An exact copy of every record is needed.

━━━━━━

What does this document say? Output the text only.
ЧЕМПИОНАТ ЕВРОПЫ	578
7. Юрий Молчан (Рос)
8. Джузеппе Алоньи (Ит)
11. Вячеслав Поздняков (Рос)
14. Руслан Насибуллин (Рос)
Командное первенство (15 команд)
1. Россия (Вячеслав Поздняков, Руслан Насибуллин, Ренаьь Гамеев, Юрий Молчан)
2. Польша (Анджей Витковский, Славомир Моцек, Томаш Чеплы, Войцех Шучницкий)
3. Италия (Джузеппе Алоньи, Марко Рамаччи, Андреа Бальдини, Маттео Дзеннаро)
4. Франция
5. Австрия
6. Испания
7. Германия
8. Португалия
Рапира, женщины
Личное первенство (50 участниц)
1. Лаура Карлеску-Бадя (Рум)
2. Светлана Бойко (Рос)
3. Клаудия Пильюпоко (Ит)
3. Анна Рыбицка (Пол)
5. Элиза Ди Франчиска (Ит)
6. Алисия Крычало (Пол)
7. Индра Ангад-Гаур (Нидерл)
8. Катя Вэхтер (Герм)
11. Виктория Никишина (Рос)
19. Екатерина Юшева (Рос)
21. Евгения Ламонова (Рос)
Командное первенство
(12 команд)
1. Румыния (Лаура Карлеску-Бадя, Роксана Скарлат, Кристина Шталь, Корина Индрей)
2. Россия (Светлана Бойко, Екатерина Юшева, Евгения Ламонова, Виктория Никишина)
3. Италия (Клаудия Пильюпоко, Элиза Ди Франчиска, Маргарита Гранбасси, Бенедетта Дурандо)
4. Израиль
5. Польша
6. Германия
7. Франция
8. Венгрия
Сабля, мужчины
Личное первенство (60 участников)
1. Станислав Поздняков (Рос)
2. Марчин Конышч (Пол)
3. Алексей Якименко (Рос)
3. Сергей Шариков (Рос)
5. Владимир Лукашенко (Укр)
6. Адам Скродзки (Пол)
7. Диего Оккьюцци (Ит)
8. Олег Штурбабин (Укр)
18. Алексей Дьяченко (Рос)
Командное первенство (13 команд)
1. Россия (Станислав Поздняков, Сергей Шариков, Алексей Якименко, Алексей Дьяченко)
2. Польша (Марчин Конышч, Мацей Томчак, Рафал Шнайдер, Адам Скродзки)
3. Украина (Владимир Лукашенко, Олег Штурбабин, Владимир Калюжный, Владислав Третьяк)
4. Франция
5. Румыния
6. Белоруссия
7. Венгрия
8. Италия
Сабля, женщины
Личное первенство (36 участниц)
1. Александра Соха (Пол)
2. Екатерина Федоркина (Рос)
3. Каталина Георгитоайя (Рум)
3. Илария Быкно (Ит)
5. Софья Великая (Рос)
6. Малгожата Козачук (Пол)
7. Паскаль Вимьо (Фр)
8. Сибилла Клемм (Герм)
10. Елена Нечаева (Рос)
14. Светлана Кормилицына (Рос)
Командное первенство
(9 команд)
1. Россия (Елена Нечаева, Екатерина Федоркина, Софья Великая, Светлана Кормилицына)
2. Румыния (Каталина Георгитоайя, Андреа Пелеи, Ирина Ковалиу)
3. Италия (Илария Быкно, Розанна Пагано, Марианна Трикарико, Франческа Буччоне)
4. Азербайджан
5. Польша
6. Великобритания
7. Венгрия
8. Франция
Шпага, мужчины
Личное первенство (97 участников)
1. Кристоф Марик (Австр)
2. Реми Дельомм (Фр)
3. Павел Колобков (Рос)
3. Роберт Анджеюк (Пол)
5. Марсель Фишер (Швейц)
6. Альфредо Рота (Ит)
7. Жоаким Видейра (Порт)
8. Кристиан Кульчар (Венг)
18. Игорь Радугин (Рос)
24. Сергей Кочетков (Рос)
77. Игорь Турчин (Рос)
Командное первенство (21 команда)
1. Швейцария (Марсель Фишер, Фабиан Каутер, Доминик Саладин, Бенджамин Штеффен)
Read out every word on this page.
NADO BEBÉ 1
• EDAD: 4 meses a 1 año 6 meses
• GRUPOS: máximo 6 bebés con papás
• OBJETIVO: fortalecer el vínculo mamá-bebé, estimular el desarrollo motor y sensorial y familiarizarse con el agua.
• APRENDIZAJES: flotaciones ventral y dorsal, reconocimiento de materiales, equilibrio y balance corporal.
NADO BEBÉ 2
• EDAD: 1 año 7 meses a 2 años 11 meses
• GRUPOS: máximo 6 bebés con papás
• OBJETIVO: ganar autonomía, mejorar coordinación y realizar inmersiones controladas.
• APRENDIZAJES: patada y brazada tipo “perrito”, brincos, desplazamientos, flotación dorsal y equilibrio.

━━━━━━

▶ Task answer:
What does this document say? Output the text only.
ЧЕМПИОНАТ ЕВРОПЫ	578
7. Юрий Молчан (Рос)
8. Джузеппе Алоньи (Ит)
11. Вячеслав Поздняков (Рос)
14. Руслан Насибуллин (Рос)
Командное первенство (15 команд)
1. Россия (Вячеслав Поздняков, Руслан Насибуллин, Ренаьь Гамеев, Юрий Молчан)
2. Польша (Анджей Витковский, Славомир Моцек, Томаш Чеплы, Войцех Шучницкий)
3. Италия (Джузеппе Алоньи, Марко Рамаччи, Андреа Бальдини, Маттео Дзеннаро)
4. Франция
5. Австрия
6. Испания
7. Германия
8. Португалия
Рапира, женщины
Личное первенство (50 участниц)
1. Лаура Карлеску-Бадя (Рум)
2. Светлана Бойко (Рос)
3. Клаудия Пильюпоко (Ит)
3. Анна Рыбицка (Пол)
5. Элиза Ди Франчиска (Ит)
6. Алисия Крычало (Пол)
7. Индра Ангад-Гаур (Нидерл)
8. Катя Вэхтер (Герм)
11. Виктория Никишина (Рос)
19. Екатерина Юшева (Рос)
21. Евгения Ламонова (Рос)
Командное первенство
(12 команд)
1. Румыния (Лаура Карлеску-Бадя, Роксана Скарлат, Кристина Шталь, Корина Индрей)
2. Россия (Светлана Бойко, Екатерина Юшева, Евгения Ламонова, Виктория Никишина)
3. Италия (Клаудия Пильюпоко, Элиза Ди Франчиска, Маргарита Гранбасси, Бенедетта Дурандо)
4. Израиль
5. Польша
6. Германия
7. Франция
8. Венгрия
Сабля, мужчины
Личное первенство (60 участников)
1. Станислав Поздняков (Рос)
2. Марчин Конышч (Пол)
3. Алексей Якименко (Рос)
3. Сергей Шариков (Рос)
5. Владимир Лукашенко (Укр)
6. Адам Скродзки (Пол)
7. Диего Оккьюцци (Ит)
8. Олег Штурбабин (Укр)
18. Алексей Дьяченко (Рос)
Командное первенство (13 команд)
1. Россия (Станислав Поздняков, Сергей Шариков, Алексей Якименко, Алексей Дьяченко)
2. Польша (Марчин Конышч, Мацей Томчак, Рафал Шнайдер, Адам Скродзки)
3. Украина (Владимир Лукашенко, Олег Штурбабин, Владимир Калюжный, Владислав Третьяк)
4. Франция
5. Румыния
6. Белоруссия
7. Венгрия
8. Италия
Сабля, женщины
Личное первенство (36 участниц)
1. Александра Соха (Пол)
2. Екатерина Федоркина (Рос)
3. Каталина Георгитоайя (Рум)
3. Илария Быкно (Ит)
5. Софья Великая (Рос)
6. Малгожата Козачук (Пол)
7. Паскаль Вимьо (Фр)
8. Сибилла Клемм (Герм)
10. Елена Нечаева (Рос)
14. Светлана Кормилицына (Рос)
Командное первенство
(9 команд)
1. Россия (Елена Нечаева, Екатерина Федоркина, Софья Великая, Светлана Кормилицына)
2. Румыния (Каталина Георгитоайя, Андреа Пелеи, Ирина Ковалиу)
3. Италия (Илария Быкно, Розанна Пагано, Марианна Трикарико, Франческа Буччоне)
4. Азербайджан
5. Польша
6. Великобритания
7. Венгрия
8. Франция
Шпага, мужчины
Личное первенство (97 участников)
1. Кристоф Марик (Австр)
2. Реми Дельомм (Фр)
3. Павел Колобков (Рос)
3. Роберт Анджеюк (Пол)
5. Марсель Фишер (Швейц)
6. Альфредо Рота (Ит)
7. Жоаким Видейра (Порт)
8. Кристиан Кульчар (Венг)
18. Игорь Радугин (Рос)
24. Сергей Кочетков (Рос)
77. Игорь Турчин (Рос)
Командное первенство (21 команда)
1. Швейцария (Марсель Фишер, Фабиан Каутер, Доминик Саладин, Бенджамин Штеффен)
Read out every word on this page.
NADO BEBÉ 1
• EDAD: 4 meses a 1 año 6 meses
• GRUPOS: máximo 6 bebés con papás
• OBJETIVO: fortalecer el vínculo mamá-bebé, estimular el desarrollo motor y sensorial y familiarizarse con el agua.
• APRENDIZAJES: flotaciones ventral y dorsal, reconocimiento de materiales, equilibrio y balance corporal.
NADO BEBÉ 2
• EDAD: 1 año 7 meses a 2 años 11 meses
• GRUPOS: máximo 6 bebés con papás
• OBJETIVO: ganar autonomía, mejorar coordinación y realizar inmersiones controladas.
• APRENDIZAJES: patada y brazada tipo “perrito”, brincos, desplazamientos, flotación dorsal y equilibrio.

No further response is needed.